WHAT YOU ARE ASKED TO DO
Copy all the entries below exactly, but not the pictures.

* START INFORMATION PROVIDED *

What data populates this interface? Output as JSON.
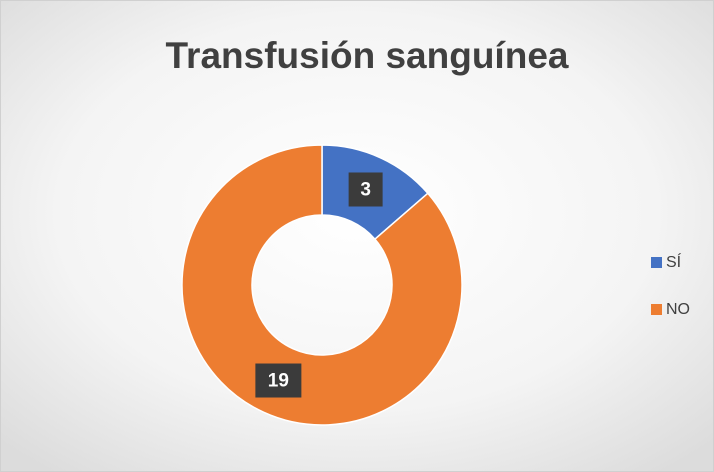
{
  "chart_data": {
    "type": "donut",
    "title": "Transfusión sanguínea",
    "categories": [
      "SÍ",
      "NO"
    ],
    "values": [
      3,
      19
    ],
    "colors": [
      "#4472c4",
      "#ed7d31"
    ],
    "legend": "right"
  }
}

* END INFORMATION PROVIDED *

RESULT FOR THIS TASK
What data populates this interface? Output as JSON.
{
  "chart_data": {
    "type": "donut",
    "title": "Transfusión sanguínea",
    "categories": [
      "SÍ",
      "NO"
    ],
    "values": [
      3,
      19
    ],
    "colors": [
      "#4472c4",
      "#ed7d31"
    ],
    "legend": "right"
  }
}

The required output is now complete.